■ TASK STATEMENT
Print the listing that follows, character for character.

■ RECORDS TO USE
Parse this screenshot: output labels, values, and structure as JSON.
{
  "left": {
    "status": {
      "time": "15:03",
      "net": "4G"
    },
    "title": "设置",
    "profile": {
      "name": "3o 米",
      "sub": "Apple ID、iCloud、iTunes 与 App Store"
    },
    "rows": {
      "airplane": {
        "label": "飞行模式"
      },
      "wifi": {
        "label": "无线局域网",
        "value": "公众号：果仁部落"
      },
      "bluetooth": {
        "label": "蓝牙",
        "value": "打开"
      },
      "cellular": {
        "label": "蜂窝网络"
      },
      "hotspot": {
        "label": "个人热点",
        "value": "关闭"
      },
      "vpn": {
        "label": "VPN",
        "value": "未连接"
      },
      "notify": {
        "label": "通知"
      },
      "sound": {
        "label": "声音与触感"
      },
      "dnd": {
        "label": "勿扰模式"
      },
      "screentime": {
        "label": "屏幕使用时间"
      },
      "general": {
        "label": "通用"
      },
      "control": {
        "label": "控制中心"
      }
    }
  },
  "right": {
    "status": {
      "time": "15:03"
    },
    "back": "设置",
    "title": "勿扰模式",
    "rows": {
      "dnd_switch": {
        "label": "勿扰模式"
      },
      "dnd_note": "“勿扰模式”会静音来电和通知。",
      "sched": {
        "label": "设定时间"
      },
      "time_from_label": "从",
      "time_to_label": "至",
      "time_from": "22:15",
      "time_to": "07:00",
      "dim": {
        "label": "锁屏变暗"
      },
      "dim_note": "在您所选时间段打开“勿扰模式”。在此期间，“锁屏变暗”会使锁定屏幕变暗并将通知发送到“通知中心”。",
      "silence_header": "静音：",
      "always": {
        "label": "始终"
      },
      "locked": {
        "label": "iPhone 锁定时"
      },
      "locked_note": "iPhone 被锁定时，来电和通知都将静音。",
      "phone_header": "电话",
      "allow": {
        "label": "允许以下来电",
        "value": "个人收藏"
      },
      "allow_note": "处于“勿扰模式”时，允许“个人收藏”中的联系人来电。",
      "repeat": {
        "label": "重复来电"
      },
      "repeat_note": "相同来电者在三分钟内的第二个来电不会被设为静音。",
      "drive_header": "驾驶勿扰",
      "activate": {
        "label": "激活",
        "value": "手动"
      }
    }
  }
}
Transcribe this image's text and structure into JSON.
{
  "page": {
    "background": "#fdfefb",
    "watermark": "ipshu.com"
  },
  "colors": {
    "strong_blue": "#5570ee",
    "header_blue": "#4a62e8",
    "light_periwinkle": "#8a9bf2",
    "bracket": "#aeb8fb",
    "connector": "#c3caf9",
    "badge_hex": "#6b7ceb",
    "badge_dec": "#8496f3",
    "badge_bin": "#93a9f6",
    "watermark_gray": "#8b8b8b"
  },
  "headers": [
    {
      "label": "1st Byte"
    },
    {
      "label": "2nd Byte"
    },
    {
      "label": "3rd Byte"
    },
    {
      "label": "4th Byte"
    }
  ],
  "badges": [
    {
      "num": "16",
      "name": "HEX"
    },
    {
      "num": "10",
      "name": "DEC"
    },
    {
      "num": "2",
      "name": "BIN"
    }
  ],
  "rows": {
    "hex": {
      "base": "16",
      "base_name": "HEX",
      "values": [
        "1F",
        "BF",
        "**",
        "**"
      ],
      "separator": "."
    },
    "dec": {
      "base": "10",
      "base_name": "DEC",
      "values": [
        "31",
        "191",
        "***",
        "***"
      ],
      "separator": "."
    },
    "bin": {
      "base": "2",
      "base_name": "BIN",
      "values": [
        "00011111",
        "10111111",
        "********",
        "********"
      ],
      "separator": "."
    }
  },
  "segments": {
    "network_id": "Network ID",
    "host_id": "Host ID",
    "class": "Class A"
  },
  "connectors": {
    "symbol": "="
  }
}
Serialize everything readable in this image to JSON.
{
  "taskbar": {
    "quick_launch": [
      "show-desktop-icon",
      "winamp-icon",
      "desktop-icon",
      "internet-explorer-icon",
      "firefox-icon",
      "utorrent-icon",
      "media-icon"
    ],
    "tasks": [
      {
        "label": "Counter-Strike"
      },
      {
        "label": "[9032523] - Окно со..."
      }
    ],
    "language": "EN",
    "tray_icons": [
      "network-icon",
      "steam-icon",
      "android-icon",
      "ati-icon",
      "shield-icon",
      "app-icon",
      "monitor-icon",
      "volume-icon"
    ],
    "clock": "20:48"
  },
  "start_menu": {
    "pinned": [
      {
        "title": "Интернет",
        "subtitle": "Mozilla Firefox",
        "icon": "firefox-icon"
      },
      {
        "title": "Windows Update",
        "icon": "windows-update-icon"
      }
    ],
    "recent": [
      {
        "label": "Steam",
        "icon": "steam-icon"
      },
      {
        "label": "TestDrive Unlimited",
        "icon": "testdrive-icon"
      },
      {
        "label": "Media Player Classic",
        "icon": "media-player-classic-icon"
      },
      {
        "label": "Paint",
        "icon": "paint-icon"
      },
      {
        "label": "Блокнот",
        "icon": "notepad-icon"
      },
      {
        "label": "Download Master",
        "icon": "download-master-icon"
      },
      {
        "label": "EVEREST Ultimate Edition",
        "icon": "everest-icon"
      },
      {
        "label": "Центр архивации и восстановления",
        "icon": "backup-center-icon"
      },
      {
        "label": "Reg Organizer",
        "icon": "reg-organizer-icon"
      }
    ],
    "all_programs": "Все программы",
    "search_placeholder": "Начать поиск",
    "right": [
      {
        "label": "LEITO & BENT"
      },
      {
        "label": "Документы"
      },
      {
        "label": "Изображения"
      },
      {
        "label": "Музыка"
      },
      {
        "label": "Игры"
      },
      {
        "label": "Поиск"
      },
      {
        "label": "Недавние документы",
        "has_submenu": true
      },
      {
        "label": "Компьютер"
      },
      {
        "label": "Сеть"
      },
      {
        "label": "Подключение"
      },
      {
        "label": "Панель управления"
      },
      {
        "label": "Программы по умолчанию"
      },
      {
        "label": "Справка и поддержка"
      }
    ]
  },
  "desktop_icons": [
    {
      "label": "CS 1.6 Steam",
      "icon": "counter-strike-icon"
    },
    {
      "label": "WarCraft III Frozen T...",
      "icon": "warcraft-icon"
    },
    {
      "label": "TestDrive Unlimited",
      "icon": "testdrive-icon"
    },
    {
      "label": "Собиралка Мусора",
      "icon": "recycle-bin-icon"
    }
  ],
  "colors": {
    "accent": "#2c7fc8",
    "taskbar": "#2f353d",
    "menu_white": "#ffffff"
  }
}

■ ANSWER BELOW
Parse this screenshot: output labels, values, and structure as JSON.
{
  "left": {
    "status": {
      "time": "15:03",
      "net": "4G"
    },
    "title": "设置",
    "profile": {
      "name": "3o 米",
      "sub": "Apple ID、iCloud、iTunes 与 App Store"
    },
    "rows": {
      "airplane": {
        "label": "飞行模式"
      },
      "wifi": {
        "label": "无线局域网",
        "value": "公众号：果仁部落"
      },
      "bluetooth": {
        "label": "蓝牙",
        "value": "打开"
      },
      "cellular": {
        "label": "蜂窝网络"
      },
      "hotspot": {
        "label": "个人热点",
        "value": "关闭"
      },
      "vpn": {
        "label": "VPN",
        "value": "未连接"
      },
      "notify": {
        "label": "通知"
      },
      "sound": {
        "label": "声音与触感"
      },
      "dnd": {
        "label": "勿扰模式"
      },
      "screentime": {
        "label": "屏幕使用时间"
      },
      "general": {
        "label": "通用"
      },
      "control": {
        "label": "控制中心"
      }
    }
  },
  "right": {
    "status": {
      "time": "15:03"
    },
    "back": "设置",
    "title": "勿扰模式",
    "rows": {
      "dnd_switch": {
        "label": "勿扰模式"
      },
      "dnd_note": "“勿扰模式”会静音来电和通知。",
      "sched": {
        "label": "设定时间"
      },
      "time_from_label": "从",
      "time_to_label": "至",
      "time_from": "22:15",
      "time_to": "07:00",
      "dim": {
        "label": "锁屏变暗"
      },
      "dim_note": "在您所选时间段打开“勿扰模式”。在此期间，“锁屏变暗”会使锁定屏幕变暗并将通知发送到“通知中心”。",
      "silence_header": "静音：",
      "always": {
        "label": "始终"
      },
      "locked": {
        "label": "iPhone 锁定时"
      },
      "locked_note": "iPhone 被锁定时，来电和通知都将静音。",
      "phone_header": "电话",
      "allow": {
        "label": "允许以下来电",
        "value": "个人收藏"
      },
      "allow_note": "处于“勿扰模式”时，允许“个人收藏”中的联系人来电。",
      "repeat": {
        "label": "重复来电"
      },
      "repeat_note": "相同来电者在三分钟内的第二个来电不会被设为静音。",
      "drive_header": "驾驶勿扰",
      "activate": {
        "label": "激活",
        "value": "手动"
      }
    }
  }
}
Transcribe this image's text and structure into JSON.
{
  "page": {
    "background": "#fdfefb",
    "watermark": "ipshu.com"
  },
  "colors": {
    "strong_blue": "#5570ee",
    "header_blue": "#4a62e8",
    "light_periwinkle": "#8a9bf2",
    "bracket": "#aeb8fb",
    "connector": "#c3caf9",
    "badge_hex": "#6b7ceb",
    "badge_dec": "#8496f3",
    "badge_bin": "#93a9f6",
    "watermark_gray": "#8b8b8b"
  },
  "headers": [
    {
      "label": "1st Byte"
    },
    {
      "label": "2nd Byte"
    },
    {
      "label": "3rd Byte"
    },
    {
      "label": "4th Byte"
    }
  ],
  "badges": [
    {
      "num": "16",
      "name": "HEX"
    },
    {
      "num": "10",
      "name": "DEC"
    },
    {
      "num": "2",
      "name": "BIN"
    }
  ],
  "rows": {
    "hex": {
      "base": "16",
      "base_name": "HEX",
      "values": [
        "1F",
        "BF",
        "**",
        "**"
      ],
      "separator": "."
    },
    "dec": {
      "base": "10",
      "base_name": "DEC",
      "values": [
        "31",
        "191",
        "***",
        "***"
      ],
      "separator": "."
    },
    "bin": {
      "base": "2",
      "base_name": "BIN",
      "values": [
        "00011111",
        "10111111",
        "********",
        "********"
      ],
      "separator": "."
    }
  },
  "segments": {
    "network_id": "Network ID",
    "host_id": "Host ID",
    "class": "Class A"
  },
  "connectors": {
    "symbol": "="
  }
}
Serialize everything readable in this image to JSON.
{
  "taskbar": {
    "quick_launch": [
      "show-desktop-icon",
      "winamp-icon",
      "desktop-icon",
      "internet-explorer-icon",
      "firefox-icon",
      "utorrent-icon",
      "media-icon"
    ],
    "tasks": [
      {
        "label": "Counter-Strike"
      },
      {
        "label": "[9032523] - Окно со..."
      }
    ],
    "language": "EN",
    "tray_icons": [
      "network-icon",
      "steam-icon",
      "android-icon",
      "ati-icon",
      "shield-icon",
      "app-icon",
      "monitor-icon",
      "volume-icon"
    ],
    "clock": "20:48"
  },
  "start_menu": {
    "pinned": [
      {
        "title": "Интернет",
        "subtitle": "Mozilla Firefox",
        "icon": "firefox-icon"
      },
      {
        "title": "Windows Update",
        "icon": "windows-update-icon"
      }
    ],
    "recent": [
      {
        "label": "Steam",
        "icon": "steam-icon"
      },
      {
        "label": "TestDrive Unlimited",
        "icon": "testdrive-icon"
      },
      {
        "label": "Media Player Classic",
        "icon": "media-player-classic-icon"
      },
      {
        "label": "Paint",
        "icon": "paint-icon"
      },
      {
        "label": "Блокнот",
        "icon": "notepad-icon"
      },
      {
        "label": "Download Master",
        "icon": "download-master-icon"
      },
      {
        "label": "EVEREST Ultimate Edition",
        "icon": "everest-icon"
      },
      {
        "label": "Центр архивации и восстановления",
        "icon": "backup-center-icon"
      },
      {
        "label": "Reg Organizer",
        "icon": "reg-organizer-icon"
      }
    ],
    "all_programs": "Все программы",
    "search_placeholder": "Начать поиск",
    "right": [
      {
        "label": "LEITO & BENT"
      },
      {
        "label": "Документы"
      },
      {
        "label": "Изображения"
      },
      {
        "label": "Музыка"
      },
      {
        "label": "Игры"
      },
      {
        "label": "Поиск"
      },
      {
        "label": "Недавние документы",
        "has_submenu": true
      },
      {
        "label": "Компьютер"
      },
      {
        "label": "Сеть"
      },
      {
        "label": "Подключение"
      },
      {
        "label": "Панель управления"
      },
      {
        "label": "Программы по умолчанию"
      },
      {
        "label": "Справка и поддержка"
      }
    ]
  },
  "desktop_icons": [
    {
      "label": "CS 1.6 Steam",
      "icon": "counter-strike-icon"
    },
    {
      "label": "WarCraft III Frozen T...",
      "icon": "warcraft-icon"
    },
    {
      "label": "TestDrive Unlimited",
      "icon": "testdrive-icon"
    },
    {
      "label": "Собиралка Мусора",
      "icon": "recycle-bin-icon"
    }
  ],
  "colors": {
    "accent": "#2c7fc8",
    "taskbar": "#2f353d",
    "menu_white": "#ffffff"
  }
}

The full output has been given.